Instructions for the task:
Copy out every line containing the word "type".

────────────────

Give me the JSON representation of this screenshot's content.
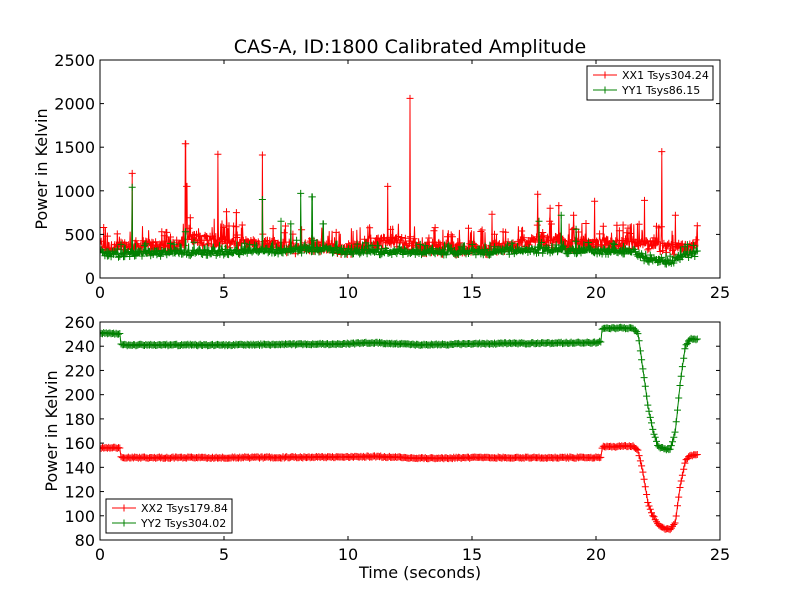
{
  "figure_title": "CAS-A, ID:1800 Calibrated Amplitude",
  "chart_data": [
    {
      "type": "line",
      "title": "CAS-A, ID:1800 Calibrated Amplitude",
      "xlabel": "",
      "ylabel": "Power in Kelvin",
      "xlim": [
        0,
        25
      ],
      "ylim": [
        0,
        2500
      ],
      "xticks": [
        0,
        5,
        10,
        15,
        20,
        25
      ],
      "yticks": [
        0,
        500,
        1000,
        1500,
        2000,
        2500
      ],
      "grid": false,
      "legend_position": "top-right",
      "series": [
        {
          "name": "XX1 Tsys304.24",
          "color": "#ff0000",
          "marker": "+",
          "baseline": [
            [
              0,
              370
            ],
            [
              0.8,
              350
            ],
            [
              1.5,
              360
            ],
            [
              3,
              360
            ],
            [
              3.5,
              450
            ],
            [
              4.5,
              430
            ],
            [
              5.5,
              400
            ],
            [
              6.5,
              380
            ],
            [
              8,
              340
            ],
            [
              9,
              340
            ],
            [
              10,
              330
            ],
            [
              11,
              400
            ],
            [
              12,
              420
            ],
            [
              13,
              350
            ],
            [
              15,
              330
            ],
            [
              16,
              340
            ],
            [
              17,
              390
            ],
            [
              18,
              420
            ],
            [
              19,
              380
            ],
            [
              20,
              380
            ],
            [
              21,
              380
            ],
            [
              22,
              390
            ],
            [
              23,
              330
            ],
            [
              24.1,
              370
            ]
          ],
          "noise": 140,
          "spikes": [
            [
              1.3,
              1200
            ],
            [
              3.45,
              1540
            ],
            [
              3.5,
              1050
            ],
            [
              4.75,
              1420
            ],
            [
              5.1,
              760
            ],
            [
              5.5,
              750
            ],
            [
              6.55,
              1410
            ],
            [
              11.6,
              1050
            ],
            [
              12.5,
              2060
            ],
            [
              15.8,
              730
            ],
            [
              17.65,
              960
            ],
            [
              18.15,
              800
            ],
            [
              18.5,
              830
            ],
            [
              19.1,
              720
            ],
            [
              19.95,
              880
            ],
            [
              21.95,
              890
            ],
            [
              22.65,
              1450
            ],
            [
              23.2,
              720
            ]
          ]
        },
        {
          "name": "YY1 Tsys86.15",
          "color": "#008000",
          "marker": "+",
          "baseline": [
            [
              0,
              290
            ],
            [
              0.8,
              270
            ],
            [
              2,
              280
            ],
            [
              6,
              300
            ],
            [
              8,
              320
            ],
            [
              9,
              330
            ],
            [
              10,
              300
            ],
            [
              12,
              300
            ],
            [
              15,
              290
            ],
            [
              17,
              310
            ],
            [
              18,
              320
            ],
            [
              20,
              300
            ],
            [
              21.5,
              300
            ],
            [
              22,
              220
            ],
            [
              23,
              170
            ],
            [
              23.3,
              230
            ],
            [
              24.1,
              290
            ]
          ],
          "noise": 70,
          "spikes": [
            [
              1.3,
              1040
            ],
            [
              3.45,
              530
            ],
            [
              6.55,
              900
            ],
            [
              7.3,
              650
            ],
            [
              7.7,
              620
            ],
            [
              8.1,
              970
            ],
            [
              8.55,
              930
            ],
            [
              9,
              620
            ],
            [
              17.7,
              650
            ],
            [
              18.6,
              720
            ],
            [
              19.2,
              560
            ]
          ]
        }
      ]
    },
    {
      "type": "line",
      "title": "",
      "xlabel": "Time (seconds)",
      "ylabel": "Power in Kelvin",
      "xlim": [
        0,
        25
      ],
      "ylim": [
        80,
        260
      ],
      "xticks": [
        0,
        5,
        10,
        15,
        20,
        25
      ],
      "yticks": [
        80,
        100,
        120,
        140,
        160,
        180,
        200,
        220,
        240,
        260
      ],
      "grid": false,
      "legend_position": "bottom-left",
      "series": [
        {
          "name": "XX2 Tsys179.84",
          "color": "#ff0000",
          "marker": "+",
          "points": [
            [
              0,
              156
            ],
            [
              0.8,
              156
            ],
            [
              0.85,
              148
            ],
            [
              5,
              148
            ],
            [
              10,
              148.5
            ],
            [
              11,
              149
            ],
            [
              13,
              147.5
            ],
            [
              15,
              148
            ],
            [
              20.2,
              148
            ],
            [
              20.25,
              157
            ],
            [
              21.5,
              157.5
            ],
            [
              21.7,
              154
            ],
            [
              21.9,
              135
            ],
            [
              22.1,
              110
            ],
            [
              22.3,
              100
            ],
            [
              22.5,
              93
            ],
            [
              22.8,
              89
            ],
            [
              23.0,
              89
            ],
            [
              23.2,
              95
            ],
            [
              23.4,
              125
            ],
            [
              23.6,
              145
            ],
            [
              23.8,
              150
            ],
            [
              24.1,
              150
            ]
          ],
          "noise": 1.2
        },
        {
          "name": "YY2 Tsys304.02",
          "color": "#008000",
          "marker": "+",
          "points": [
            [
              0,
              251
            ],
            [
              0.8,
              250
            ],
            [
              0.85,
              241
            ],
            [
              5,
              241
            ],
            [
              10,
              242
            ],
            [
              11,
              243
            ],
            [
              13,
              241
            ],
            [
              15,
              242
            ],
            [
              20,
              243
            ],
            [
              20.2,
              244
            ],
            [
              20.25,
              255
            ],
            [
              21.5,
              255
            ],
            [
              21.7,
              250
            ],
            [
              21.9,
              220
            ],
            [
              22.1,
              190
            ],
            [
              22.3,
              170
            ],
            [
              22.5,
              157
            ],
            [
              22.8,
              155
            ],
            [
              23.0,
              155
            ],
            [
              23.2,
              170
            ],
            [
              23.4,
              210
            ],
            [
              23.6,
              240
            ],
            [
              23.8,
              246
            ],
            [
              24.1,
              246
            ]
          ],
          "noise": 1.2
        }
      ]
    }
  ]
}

────────────────

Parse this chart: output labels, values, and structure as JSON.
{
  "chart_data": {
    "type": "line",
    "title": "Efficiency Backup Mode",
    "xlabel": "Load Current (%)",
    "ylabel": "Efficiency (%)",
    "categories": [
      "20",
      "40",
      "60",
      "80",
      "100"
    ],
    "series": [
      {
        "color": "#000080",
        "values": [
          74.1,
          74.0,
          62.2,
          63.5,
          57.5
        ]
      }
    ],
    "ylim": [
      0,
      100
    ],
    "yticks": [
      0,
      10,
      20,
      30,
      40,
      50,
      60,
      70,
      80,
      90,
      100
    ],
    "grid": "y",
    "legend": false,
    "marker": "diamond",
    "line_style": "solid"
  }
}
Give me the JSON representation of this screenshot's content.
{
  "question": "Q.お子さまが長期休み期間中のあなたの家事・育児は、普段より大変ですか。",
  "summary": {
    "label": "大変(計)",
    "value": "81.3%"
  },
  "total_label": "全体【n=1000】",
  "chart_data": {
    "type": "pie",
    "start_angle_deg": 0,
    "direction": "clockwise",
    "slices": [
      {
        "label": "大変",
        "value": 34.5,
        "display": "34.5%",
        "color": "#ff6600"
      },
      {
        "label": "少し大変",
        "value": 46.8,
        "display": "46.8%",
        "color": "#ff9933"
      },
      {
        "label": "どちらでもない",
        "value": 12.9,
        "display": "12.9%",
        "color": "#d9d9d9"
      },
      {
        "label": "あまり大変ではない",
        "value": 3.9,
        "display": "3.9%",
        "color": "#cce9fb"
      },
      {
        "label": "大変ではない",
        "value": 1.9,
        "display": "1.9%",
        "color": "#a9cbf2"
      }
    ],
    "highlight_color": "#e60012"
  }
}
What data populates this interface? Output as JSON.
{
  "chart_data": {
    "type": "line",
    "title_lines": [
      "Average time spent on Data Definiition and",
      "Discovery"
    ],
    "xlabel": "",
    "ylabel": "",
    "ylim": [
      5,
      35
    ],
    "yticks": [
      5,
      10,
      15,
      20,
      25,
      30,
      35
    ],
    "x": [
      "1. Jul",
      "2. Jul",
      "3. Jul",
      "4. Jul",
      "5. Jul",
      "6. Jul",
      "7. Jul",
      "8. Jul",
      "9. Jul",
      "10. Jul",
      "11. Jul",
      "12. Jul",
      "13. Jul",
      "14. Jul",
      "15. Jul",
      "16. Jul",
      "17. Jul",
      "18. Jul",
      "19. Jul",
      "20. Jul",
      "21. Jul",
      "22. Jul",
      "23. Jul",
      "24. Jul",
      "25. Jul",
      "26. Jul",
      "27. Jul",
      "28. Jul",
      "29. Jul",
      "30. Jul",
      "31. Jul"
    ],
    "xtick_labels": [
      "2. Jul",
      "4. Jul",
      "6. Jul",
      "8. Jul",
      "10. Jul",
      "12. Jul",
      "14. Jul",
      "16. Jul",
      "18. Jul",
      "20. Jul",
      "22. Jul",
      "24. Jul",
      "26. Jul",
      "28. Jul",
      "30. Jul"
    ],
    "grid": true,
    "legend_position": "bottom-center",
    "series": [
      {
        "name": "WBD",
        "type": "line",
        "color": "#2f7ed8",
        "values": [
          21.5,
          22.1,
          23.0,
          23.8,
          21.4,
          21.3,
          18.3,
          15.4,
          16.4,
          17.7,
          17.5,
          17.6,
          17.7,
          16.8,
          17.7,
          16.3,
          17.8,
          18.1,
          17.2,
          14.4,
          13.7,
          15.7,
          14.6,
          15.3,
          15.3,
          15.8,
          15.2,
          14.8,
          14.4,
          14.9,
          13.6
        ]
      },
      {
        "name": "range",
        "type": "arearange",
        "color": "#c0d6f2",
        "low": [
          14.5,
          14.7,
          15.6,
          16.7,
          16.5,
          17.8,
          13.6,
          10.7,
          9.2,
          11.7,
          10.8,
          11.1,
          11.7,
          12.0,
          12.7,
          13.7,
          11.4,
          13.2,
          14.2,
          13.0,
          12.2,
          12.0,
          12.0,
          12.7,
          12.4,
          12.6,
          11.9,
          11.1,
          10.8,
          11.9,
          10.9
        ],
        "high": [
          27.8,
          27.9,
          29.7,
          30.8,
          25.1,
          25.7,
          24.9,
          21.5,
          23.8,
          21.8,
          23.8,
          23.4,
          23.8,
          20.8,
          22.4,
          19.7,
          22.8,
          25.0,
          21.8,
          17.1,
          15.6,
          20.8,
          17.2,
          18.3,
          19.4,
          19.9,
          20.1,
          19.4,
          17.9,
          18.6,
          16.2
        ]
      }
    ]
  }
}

────────────────

Exercise output:
      "type": "line",
      "type": "line",
    "type": "line",
    "type": "pie",
    "type": "line",
        "type": "line",
        "type": "arearange",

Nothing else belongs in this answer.